Repeat the data verbatim.

Stored records
━━━━━━━━━━
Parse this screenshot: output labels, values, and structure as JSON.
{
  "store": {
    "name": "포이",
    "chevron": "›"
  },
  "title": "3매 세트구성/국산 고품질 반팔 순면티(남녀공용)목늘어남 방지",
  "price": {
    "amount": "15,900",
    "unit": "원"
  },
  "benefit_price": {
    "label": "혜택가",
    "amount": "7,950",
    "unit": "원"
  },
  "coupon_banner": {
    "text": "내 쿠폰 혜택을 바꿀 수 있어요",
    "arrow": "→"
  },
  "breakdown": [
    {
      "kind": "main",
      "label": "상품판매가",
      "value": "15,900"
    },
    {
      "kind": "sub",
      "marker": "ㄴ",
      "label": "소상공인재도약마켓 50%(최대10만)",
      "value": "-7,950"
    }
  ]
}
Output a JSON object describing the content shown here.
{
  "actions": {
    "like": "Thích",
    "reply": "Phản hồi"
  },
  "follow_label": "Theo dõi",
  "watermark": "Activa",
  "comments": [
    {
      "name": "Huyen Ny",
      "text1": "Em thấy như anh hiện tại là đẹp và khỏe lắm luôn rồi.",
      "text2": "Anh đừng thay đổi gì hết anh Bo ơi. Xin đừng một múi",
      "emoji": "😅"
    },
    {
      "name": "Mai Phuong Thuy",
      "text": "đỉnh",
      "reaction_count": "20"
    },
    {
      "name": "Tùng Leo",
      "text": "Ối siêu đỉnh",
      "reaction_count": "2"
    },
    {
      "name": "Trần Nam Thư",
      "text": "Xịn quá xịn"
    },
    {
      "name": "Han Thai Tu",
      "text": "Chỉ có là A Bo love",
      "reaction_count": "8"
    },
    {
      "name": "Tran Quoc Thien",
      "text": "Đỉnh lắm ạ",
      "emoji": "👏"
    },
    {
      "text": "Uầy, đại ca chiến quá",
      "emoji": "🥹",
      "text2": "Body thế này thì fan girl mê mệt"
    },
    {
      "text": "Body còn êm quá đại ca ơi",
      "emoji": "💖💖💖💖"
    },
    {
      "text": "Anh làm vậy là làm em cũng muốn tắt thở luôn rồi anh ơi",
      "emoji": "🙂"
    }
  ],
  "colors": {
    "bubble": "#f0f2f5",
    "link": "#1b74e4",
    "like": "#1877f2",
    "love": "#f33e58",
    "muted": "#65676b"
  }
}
━━━━━━━━━━
▶ **Answer to the problem**:
Parse this screenshot: output labels, values, and structure as JSON.
{
  "store": {
    "name": "포이",
    "chevron": "›"
  },
  "title": "3매 세트구성/국산 고품질 반팔 순면티(남녀공용)목늘어남 방지",
  "price": {
    "amount": "15,900",
    "unit": "원"
  },
  "benefit_price": {
    "label": "혜택가",
    "amount": "7,950",
    "unit": "원"
  },
  "coupon_banner": {
    "text": "내 쿠폰 혜택을 바꿀 수 있어요",
    "arrow": "→"
  },
  "breakdown": [
    {
      "kind": "main",
      "label": "상품판매가",
      "value": "15,900"
    },
    {
      "kind": "sub",
      "marker": "ㄴ",
      "label": "소상공인재도약마켓 50%(최대10만)",
      "value": "-7,950"
    }
  ]
}
Output a JSON object describing the content shown here.
{
  "actions": {
    "like": "Thích",
    "reply": "Phản hồi"
  },
  "follow_label": "Theo dõi",
  "watermark": "Activa",
  "comments": [
    {
      "name": "Huyen Ny",
      "text1": "Em thấy như anh hiện tại là đẹp và khỏe lắm luôn rồi.",
      "text2": "Anh đừng thay đổi gì hết anh Bo ơi. Xin đừng một múi",
      "emoji": "😅"
    },
    {
      "name": "Mai Phuong Thuy",
      "text": "đỉnh",
      "reaction_count": "20"
    },
    {
      "name": "Tùng Leo",
      "text": "Ối siêu đỉnh",
      "reaction_count": "2"
    },
    {
      "name": "Trần Nam Thư",
      "text": "Xịn quá xịn"
    },
    {
      "name": "Han Thai Tu",
      "text": "Chỉ có là A Bo love",
      "reaction_count": "8"
    },
    {
      "name": "Tran Quoc Thien",
      "text": "Đỉnh lắm ạ",
      "emoji": "👏"
    },
    {
      "text": "Uầy, đại ca chiến quá",
      "emoji": "🥹",
      "text2": "Body thế này thì fan girl mê mệt"
    },
    {
      "text": "Body còn êm quá đại ca ơi",
      "emoji": "💖💖💖💖"
    },
    {
      "text": "Anh làm vậy là làm em cũng muốn tắt thở luôn rồi anh ơi",
      "emoji": "🙂"
    }
  ],
  "colors": {
    "bubble": "#f0f2f5",
    "link": "#1b74e4",
    "like": "#1877f2",
    "love": "#f33e58",
    "muted": "#65676b"
  }
}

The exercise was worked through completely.